-- START --

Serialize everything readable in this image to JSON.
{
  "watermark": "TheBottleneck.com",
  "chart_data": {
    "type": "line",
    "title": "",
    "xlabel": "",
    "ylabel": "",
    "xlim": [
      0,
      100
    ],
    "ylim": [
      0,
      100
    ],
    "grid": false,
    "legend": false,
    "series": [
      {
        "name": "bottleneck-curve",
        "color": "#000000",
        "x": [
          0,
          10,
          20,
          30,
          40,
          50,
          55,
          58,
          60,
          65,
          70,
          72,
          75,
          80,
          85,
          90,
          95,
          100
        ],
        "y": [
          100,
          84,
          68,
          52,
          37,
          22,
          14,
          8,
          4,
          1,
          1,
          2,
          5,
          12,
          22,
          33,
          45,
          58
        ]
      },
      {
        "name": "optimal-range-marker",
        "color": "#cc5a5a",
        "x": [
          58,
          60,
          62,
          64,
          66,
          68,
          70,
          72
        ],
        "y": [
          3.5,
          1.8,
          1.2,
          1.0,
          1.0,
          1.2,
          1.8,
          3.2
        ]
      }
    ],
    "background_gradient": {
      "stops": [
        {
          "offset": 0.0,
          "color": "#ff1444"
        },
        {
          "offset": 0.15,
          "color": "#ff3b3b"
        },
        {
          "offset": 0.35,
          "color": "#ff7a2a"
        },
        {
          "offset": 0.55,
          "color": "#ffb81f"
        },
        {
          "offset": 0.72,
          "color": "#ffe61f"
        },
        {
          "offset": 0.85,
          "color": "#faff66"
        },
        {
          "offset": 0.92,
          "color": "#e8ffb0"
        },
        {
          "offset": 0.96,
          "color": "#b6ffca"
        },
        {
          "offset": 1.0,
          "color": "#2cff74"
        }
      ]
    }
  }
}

-- END --
-- START --

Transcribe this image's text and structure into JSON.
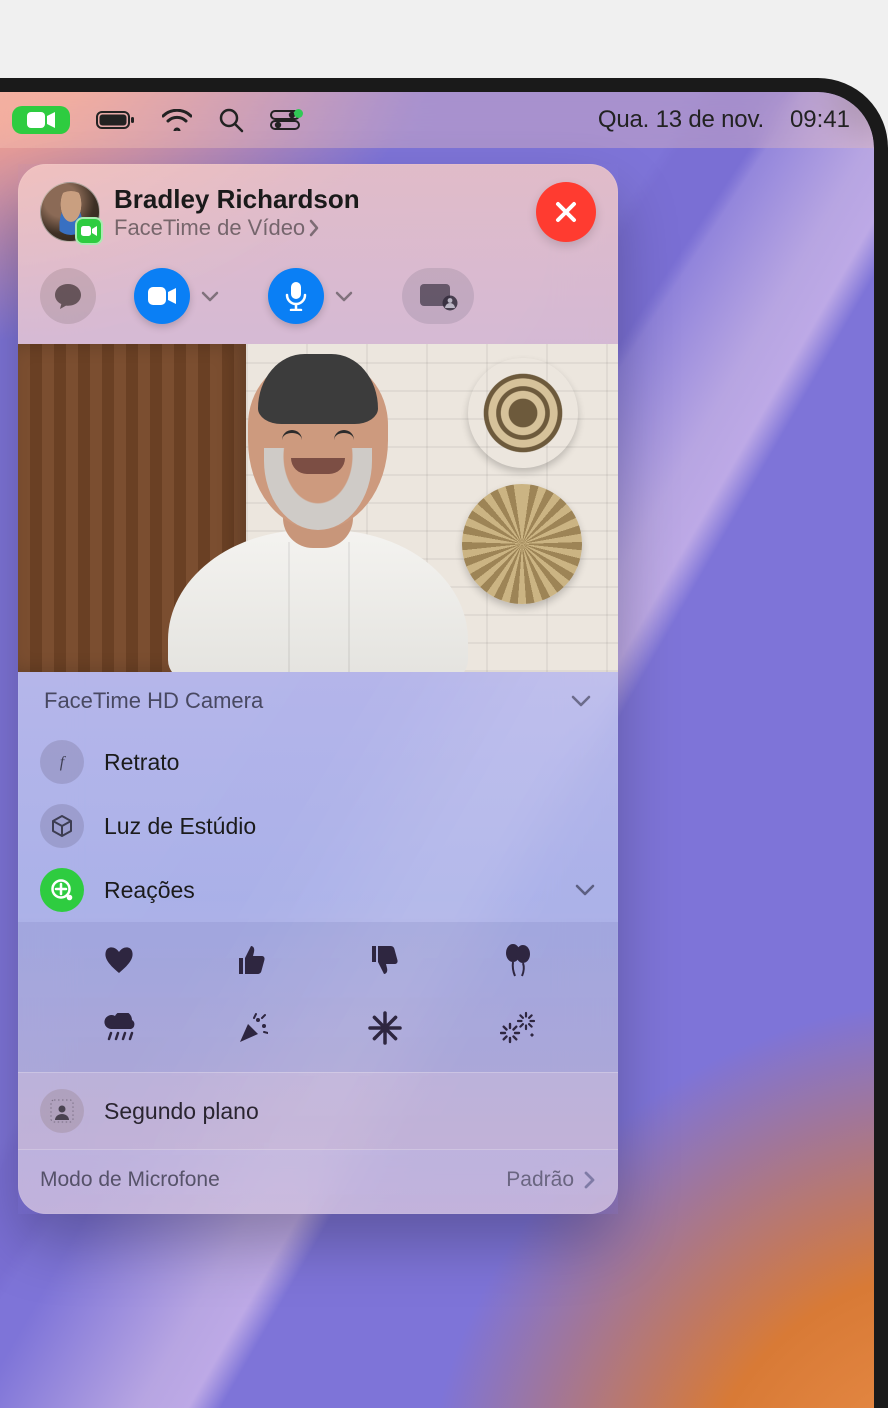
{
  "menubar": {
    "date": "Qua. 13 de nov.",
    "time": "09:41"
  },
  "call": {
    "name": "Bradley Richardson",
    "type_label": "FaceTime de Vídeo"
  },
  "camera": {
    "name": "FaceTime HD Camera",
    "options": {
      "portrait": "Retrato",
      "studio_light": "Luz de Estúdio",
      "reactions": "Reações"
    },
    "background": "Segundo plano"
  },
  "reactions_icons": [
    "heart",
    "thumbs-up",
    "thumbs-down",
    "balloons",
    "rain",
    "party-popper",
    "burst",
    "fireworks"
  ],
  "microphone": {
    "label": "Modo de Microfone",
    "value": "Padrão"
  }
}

-- END --
-- START --

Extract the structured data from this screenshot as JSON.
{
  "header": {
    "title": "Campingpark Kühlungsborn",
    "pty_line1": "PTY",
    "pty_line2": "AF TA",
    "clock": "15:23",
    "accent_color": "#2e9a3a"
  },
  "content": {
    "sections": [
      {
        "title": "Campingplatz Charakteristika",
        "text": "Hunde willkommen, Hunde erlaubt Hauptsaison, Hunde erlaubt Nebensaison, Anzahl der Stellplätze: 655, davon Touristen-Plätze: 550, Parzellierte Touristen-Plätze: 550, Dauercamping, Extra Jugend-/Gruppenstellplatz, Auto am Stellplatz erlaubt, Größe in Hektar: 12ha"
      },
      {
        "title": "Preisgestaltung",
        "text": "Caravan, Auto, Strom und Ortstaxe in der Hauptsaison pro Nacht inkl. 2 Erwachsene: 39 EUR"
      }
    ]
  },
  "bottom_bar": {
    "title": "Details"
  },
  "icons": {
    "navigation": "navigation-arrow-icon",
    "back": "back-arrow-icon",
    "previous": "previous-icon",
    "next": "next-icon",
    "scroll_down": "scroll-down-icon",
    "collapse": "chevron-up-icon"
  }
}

-- END --

# [Exercise objective]
Copy the lines from the entries above in which the word "offset" appears.

# [Response to this task]
          "offset": 0.0,
          "offset": 0.15,
          "offset": 0.35,
          "offset": 0.55,
          "offset": 0.72,
          "offset": 0.85,
          "offset": 0.92,
          "offset": 0.96,
          "offset": 1.0,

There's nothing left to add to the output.